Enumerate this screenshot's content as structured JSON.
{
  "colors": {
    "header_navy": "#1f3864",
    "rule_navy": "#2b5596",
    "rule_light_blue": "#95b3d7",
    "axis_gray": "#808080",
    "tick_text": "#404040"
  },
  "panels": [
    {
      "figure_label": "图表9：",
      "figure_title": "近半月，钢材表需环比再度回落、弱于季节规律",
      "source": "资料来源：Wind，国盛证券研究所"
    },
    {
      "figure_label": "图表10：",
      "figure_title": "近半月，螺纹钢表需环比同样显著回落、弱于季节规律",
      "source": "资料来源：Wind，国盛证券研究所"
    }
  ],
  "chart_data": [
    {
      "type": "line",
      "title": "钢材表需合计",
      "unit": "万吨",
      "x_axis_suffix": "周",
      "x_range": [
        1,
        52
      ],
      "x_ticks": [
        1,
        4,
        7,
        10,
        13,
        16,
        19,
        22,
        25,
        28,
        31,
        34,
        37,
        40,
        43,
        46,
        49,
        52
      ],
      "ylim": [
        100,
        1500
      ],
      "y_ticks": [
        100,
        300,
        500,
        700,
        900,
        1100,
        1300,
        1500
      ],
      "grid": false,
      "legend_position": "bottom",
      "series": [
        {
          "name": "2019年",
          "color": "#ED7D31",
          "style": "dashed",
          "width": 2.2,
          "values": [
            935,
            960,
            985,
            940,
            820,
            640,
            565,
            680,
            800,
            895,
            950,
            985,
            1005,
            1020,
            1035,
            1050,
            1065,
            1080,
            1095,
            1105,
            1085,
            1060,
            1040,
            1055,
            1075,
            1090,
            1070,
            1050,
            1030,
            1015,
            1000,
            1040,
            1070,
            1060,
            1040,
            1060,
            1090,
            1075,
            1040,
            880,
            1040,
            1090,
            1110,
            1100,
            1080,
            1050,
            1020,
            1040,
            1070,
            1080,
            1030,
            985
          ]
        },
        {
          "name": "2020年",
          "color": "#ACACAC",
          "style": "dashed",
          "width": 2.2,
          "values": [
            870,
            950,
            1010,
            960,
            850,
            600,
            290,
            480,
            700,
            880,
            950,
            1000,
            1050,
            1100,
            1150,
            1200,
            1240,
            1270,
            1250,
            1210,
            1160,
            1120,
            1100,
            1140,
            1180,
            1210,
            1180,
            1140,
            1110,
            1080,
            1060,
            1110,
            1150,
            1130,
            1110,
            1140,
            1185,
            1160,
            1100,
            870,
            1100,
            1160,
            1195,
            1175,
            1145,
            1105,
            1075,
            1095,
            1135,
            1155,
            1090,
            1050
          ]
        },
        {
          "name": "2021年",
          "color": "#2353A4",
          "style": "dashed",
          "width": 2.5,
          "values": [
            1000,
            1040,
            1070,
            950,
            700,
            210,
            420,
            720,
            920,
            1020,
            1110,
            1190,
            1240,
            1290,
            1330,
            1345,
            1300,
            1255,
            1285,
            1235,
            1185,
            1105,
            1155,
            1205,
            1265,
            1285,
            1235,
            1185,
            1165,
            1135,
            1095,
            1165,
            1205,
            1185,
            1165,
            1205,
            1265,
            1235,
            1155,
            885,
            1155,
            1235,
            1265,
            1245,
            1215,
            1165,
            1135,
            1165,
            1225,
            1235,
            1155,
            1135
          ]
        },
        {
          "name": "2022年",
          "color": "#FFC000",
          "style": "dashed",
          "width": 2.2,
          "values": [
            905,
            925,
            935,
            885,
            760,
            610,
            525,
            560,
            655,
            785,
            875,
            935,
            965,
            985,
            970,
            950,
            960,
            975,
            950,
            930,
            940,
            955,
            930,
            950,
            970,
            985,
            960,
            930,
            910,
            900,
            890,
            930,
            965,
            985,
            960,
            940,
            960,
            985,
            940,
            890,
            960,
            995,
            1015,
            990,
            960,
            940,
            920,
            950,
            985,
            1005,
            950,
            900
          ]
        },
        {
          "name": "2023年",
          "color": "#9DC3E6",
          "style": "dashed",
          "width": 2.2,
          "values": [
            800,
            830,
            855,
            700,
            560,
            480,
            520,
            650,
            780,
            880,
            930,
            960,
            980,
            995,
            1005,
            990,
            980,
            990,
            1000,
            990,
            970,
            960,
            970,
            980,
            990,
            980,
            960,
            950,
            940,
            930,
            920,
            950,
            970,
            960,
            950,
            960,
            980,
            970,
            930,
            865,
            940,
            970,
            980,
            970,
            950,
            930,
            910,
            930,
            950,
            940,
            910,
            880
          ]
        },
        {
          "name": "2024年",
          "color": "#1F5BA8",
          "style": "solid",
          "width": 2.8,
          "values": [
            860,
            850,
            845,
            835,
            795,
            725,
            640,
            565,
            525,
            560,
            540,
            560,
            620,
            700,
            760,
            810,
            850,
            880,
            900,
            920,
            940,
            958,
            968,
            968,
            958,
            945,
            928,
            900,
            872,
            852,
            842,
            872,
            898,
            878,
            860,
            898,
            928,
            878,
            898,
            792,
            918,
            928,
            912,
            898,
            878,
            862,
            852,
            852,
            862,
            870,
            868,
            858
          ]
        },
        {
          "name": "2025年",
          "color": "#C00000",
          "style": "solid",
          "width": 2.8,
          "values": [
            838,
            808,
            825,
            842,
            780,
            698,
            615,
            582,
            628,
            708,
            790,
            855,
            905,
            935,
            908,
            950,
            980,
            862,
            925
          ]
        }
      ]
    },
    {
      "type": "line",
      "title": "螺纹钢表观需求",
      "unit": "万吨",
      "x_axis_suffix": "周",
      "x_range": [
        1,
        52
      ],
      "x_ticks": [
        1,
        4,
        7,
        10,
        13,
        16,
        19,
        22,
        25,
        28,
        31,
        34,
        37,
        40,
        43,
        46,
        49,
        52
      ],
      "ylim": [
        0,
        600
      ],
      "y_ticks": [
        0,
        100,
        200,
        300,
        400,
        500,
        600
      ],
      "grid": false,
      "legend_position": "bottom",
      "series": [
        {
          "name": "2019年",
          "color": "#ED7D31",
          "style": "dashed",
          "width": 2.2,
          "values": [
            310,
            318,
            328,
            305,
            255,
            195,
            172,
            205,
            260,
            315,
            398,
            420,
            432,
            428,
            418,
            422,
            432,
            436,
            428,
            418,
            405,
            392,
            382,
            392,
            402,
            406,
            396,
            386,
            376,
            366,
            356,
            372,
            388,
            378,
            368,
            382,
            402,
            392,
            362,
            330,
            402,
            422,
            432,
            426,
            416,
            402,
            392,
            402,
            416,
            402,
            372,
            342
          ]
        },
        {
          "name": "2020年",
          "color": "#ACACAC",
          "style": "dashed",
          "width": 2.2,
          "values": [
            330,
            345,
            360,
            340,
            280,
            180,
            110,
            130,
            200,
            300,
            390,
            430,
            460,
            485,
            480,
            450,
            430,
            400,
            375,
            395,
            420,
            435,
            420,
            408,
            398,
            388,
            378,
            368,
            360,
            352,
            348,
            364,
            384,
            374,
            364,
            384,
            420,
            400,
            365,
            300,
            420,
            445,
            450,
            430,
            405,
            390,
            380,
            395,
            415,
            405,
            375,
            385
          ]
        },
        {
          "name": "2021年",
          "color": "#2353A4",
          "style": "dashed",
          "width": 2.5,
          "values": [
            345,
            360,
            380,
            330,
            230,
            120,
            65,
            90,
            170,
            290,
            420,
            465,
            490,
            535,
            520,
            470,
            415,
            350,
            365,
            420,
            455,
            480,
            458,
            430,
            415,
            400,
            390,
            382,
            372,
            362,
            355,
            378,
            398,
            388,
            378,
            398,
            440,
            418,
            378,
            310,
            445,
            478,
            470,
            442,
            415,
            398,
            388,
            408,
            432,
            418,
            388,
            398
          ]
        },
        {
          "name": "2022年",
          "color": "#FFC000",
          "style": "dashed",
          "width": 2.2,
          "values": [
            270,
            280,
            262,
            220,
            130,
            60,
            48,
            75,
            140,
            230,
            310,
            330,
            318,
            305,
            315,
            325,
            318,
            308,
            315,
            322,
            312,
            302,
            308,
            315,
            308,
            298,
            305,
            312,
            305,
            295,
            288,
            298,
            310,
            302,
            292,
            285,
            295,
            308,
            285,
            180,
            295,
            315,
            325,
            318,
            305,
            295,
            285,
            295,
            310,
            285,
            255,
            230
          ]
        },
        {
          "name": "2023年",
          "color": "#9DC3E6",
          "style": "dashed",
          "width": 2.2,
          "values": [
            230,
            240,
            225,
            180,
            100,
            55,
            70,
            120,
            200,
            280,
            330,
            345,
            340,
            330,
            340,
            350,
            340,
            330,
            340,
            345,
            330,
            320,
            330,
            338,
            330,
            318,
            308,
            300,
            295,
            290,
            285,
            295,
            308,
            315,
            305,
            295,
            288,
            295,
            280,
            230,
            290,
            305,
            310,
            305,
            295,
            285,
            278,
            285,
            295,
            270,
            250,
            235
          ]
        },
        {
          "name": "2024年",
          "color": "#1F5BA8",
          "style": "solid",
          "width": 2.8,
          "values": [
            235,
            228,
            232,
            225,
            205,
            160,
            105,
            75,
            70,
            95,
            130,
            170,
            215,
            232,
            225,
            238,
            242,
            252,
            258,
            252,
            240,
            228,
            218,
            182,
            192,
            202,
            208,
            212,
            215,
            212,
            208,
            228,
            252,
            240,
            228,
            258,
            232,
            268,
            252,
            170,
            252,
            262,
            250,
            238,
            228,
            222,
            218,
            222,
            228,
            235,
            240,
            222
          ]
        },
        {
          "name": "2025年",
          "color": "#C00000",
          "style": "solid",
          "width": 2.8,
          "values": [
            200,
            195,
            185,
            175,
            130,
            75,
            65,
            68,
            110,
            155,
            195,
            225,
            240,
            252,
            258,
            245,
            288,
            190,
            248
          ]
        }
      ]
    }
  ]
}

__________

» **Short task**: Lines containing the string "弱于季节规律" are to be selected and copied.

» **Exercise response**:
      "figure_title": "近半月，钢材表需环比再度回落、弱于季节规律",
      "figure_title": "近半月，螺纹钢表需环比同样显著回落、弱于季节规律",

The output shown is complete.